■ **What the task asks**
Transcribe the tail of the listing: start at the line containing "Extract all readable text from this page." and stop after the last line, keeping every character as is and adding nothing.

■ **Data**
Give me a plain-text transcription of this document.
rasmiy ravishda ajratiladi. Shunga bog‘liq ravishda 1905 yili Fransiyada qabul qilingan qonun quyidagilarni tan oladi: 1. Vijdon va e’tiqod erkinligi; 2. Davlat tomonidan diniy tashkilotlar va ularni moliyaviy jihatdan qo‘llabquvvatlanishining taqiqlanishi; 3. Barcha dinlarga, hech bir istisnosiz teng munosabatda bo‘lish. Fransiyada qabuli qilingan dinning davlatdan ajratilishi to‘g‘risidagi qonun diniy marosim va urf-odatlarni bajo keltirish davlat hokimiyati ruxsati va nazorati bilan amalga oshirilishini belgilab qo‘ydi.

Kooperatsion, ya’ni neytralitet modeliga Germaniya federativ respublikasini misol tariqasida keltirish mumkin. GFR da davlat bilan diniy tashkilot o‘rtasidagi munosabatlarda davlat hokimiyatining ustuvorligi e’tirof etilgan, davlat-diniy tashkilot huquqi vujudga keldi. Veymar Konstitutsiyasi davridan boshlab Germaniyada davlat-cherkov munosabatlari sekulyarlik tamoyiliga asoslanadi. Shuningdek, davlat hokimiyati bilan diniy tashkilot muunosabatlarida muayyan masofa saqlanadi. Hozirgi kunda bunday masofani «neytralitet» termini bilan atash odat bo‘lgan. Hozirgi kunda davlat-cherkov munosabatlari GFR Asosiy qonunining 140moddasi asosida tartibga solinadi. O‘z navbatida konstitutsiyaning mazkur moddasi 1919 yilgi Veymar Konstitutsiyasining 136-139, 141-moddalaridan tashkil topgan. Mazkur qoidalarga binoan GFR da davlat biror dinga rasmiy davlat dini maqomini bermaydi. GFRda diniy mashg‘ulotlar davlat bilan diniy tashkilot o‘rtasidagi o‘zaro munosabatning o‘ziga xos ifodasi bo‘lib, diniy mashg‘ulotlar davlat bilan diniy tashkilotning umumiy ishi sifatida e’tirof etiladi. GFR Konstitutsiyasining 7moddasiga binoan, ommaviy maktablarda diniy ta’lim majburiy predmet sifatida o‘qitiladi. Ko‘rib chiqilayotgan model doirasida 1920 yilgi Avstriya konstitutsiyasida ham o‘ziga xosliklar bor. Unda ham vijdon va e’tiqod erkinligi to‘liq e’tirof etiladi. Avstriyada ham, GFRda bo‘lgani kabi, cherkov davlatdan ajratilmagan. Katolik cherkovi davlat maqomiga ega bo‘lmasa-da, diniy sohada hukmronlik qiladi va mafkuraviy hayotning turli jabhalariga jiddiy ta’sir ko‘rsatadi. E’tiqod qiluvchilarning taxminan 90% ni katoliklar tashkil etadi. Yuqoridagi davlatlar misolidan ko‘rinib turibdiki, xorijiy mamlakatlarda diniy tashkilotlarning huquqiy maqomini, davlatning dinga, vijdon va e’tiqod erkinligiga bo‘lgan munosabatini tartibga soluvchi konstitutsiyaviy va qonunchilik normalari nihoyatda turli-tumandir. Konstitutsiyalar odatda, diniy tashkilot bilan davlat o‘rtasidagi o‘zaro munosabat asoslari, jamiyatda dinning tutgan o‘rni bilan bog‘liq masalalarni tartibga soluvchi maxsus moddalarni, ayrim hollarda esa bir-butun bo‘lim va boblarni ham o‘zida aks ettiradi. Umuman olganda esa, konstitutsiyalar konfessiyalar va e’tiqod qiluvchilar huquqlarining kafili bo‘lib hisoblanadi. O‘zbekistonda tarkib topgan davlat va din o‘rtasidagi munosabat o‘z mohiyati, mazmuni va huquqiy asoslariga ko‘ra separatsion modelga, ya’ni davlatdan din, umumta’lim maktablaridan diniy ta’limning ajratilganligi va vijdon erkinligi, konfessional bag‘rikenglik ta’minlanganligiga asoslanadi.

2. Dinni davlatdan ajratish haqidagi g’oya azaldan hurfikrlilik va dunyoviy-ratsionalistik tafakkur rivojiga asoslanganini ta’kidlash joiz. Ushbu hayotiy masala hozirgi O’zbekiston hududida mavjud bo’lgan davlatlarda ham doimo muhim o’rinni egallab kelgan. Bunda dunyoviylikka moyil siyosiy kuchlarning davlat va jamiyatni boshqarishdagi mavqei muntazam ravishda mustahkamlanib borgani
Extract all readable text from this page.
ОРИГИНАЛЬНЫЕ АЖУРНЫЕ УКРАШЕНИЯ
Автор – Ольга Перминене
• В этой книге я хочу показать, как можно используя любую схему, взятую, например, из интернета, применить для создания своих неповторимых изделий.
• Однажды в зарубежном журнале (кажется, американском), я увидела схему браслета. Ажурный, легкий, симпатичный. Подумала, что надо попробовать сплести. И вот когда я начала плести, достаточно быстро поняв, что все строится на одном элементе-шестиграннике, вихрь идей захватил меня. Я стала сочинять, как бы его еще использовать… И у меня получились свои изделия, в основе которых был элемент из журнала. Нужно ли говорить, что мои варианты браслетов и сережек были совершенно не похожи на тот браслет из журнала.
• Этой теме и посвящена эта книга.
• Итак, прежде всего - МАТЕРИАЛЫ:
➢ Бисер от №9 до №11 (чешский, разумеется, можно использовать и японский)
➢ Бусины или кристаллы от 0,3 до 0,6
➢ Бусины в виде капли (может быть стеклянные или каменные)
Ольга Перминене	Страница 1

■ **Final answer**
Extract all readable text from this page.
ОРИГИНАЛЬНЫЕ АЖУРНЫЕ УКРАШЕНИЯ
Автор – Ольга Перминене
• В этой книге я хочу показать, как можно используя любую схему, взятую, например, из интернета, применить для создания своих неповторимых изделий.
• Однажды в зарубежном журнале (кажется, американском), я увидела схему браслета. Ажурный, легкий, симпатичный. Подумала, что надо попробовать сплести. И вот когда я начала плести, достаточно быстро поняв, что все строится на одном элементе-шестиграннике, вихрь идей захватил меня. Я стала сочинять, как бы его еще использовать… И у меня получились свои изделия, в основе которых был элемент из журнала. Нужно ли говорить, что мои варианты браслетов и сережек были совершенно не похожи на тот браслет из журнала.
• Этой теме и посвящена эта книга.
• Итак, прежде всего - МАТЕРИАЛЫ:
➢ Бисер от №9 до №11 (чешский, разумеется, можно использовать и японский)
➢ Бусины или кристаллы от 0,3 до 0,6
➢ Бусины в виде капли (может быть стеклянные или каменные)
Ольга Перминене	Страница 1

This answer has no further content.